■ To do:
Reproduce the complete listing without any deviation.

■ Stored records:
>> BEGIN

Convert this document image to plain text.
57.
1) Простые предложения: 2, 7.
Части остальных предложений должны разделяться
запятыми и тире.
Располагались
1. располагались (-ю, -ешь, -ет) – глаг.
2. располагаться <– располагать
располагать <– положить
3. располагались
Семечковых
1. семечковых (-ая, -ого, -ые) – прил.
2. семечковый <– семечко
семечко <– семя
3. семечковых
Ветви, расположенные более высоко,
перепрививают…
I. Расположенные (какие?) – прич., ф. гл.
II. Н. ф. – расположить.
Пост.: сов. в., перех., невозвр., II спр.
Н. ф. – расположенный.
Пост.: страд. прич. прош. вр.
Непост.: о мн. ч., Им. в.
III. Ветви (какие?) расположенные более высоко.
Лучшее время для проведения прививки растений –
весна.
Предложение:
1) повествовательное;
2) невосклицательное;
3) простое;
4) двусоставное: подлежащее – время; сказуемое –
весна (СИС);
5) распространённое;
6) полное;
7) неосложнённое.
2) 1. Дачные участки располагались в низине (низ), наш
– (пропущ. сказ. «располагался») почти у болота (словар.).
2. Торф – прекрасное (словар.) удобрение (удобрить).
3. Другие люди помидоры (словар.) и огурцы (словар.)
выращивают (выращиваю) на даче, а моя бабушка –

>> END

■ Exercise answer:
Convert this document image to plain text.
57.
1) Простые предложения: 2, 7.
Части остальных предложений должны разделяться
запятыми и тире.
Располагались
1. располагались (-ю, -ешь, -ет) – глаг.
2. располагаться <– располагать
располагать <– положить
3. располагались
Семечковых
1. семечковых (-ая, -ого, -ые) – прил.
2. семечковый <– семечко
семечко <– семя
3. семечковых
Ветви, расположенные более высоко,
перепрививают…
I. Расположенные (какие?) – прич., ф. гл.
II. Н. ф. – расположить.
Пост.: сов. в., перех., невозвр., II спр.
Н. ф. – расположенный.
Пост.: страд. прич. прош. вр.
Непост.: о мн. ч., Им. в.
III. Ветви (какие?) расположенные более высоко.
Лучшее время для проведения прививки растений –
весна.
Предложение:
1) повествовательное;
2) невосклицательное;
3) простое;
4) двусоставное: подлежащее – время; сказуемое –
весна (СИС);
5) распространённое;
6) полное;
7) неосложнённое.
2) 1. Дачные участки располагались в низине (низ), наш
– (пропущ. сказ. «располагался») почти у болота (словар.).
2. Торф – прекрасное (словар.) удобрение (удобрить).
3. Другие люди помидоры (словар.) и огурцы (словар.)
выращивают (выращиваю) на даче, а моя бабушка –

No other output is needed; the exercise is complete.